## Given exercise
Using the entries that follow, state how many lines contain the word "posta". The response is that number and nothing more.

[Data excerpts]

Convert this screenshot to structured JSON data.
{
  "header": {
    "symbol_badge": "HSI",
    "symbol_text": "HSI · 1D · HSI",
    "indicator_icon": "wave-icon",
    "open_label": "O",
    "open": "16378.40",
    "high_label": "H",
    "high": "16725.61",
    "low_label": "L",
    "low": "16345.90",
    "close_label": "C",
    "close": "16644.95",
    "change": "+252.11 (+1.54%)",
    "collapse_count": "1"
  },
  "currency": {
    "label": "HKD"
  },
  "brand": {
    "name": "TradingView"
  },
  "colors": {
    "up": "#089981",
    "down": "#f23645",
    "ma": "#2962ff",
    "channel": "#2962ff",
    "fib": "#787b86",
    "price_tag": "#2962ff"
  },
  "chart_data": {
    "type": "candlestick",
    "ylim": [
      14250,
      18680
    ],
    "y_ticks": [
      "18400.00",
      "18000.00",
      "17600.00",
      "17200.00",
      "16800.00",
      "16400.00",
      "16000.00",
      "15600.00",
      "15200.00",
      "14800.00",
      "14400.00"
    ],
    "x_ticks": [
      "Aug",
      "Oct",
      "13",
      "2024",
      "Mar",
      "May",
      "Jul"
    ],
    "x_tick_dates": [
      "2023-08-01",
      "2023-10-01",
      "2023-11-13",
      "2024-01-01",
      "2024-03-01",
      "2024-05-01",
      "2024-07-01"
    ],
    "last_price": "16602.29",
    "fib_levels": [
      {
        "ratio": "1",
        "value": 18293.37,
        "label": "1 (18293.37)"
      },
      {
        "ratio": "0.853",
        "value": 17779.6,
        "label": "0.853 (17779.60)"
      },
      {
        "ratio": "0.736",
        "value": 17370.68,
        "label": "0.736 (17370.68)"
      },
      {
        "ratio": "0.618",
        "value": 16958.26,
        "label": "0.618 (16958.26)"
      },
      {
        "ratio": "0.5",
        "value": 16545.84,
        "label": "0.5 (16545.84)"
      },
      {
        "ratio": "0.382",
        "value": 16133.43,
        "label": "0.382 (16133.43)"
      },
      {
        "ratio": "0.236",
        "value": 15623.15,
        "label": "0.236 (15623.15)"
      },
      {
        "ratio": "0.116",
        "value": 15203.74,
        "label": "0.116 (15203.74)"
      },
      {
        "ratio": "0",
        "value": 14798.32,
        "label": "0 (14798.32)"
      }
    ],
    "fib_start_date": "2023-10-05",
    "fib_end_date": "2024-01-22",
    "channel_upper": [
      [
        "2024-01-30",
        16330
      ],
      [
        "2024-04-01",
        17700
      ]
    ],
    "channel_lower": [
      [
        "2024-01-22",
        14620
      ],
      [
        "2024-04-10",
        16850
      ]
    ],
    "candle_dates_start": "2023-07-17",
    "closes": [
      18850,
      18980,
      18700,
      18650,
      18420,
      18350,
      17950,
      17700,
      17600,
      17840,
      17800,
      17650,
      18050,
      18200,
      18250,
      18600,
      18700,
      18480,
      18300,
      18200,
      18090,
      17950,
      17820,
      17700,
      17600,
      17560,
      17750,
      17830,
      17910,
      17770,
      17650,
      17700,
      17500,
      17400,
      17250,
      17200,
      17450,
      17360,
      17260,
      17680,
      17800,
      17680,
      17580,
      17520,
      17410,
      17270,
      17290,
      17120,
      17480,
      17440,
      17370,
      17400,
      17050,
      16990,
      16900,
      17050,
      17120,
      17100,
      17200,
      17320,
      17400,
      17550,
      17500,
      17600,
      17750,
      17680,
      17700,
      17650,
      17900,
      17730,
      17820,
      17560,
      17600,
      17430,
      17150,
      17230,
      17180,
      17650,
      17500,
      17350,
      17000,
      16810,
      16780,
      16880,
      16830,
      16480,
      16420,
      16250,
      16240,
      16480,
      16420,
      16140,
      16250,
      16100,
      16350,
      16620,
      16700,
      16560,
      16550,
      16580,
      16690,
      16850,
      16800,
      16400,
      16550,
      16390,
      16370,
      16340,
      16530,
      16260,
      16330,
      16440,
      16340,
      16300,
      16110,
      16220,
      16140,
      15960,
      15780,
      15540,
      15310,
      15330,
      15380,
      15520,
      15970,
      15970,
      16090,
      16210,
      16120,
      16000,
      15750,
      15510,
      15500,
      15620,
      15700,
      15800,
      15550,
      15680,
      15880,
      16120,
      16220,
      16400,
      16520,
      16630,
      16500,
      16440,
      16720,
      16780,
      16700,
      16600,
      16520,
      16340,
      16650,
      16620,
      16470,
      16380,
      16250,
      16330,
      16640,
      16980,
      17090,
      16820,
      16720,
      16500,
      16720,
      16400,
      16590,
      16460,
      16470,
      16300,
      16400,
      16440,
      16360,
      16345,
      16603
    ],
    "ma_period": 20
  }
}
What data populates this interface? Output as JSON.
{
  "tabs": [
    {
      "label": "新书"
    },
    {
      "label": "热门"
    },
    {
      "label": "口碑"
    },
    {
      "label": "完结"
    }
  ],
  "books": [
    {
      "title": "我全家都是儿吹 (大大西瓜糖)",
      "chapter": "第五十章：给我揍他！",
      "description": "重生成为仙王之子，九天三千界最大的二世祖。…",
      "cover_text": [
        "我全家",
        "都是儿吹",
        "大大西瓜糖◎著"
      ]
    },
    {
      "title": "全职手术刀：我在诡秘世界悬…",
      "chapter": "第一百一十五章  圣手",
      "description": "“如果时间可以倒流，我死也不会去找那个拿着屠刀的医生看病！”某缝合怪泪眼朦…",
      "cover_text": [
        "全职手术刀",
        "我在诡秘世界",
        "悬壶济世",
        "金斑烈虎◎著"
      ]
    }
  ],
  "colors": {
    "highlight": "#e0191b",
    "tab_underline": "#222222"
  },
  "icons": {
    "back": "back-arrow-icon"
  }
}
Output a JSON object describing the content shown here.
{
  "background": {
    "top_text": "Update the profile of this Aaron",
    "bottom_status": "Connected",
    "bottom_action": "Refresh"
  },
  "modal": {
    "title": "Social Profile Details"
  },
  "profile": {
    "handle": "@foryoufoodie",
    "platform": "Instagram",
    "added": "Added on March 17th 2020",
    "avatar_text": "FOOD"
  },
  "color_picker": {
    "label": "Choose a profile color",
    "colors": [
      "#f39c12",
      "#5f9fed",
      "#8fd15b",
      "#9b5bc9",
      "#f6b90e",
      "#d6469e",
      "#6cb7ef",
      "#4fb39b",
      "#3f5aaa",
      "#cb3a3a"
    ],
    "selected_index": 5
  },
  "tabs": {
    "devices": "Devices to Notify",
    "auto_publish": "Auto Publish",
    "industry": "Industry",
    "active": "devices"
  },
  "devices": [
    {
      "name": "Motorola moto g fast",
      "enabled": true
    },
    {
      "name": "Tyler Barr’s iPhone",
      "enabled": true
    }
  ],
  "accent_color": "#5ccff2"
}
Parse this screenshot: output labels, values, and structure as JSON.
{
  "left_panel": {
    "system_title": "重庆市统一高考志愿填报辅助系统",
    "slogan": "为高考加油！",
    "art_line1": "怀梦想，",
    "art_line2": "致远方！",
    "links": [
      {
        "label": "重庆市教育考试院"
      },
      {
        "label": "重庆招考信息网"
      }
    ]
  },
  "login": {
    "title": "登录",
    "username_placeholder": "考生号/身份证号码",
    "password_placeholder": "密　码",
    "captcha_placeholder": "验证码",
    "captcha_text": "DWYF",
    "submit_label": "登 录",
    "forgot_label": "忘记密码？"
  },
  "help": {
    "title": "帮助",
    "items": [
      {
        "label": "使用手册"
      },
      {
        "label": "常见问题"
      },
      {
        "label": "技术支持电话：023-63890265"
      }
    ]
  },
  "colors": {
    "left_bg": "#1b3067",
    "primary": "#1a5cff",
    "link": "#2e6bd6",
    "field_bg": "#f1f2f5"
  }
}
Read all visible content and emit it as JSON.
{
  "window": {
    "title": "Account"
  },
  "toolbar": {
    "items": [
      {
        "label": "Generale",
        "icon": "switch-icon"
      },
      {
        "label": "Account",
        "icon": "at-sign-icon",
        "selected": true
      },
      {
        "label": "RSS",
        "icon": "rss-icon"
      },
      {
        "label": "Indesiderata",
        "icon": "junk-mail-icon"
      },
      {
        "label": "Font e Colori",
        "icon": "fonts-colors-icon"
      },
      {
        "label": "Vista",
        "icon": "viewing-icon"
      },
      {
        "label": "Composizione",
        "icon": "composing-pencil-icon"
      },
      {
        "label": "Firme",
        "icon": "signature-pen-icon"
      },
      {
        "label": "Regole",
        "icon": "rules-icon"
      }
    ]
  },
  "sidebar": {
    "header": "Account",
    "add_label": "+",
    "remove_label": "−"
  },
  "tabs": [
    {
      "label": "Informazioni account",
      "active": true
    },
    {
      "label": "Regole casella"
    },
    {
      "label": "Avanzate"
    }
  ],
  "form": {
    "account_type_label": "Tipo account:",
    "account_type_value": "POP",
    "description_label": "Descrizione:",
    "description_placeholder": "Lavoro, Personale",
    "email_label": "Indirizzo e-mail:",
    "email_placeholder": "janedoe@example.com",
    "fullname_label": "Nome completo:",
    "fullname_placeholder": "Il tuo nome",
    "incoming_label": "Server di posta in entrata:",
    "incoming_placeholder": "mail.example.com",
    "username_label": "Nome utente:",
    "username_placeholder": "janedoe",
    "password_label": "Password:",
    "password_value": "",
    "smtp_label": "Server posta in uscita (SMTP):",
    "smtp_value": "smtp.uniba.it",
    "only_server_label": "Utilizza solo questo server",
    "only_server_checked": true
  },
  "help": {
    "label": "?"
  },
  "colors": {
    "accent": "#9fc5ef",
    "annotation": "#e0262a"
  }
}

## Written reply
2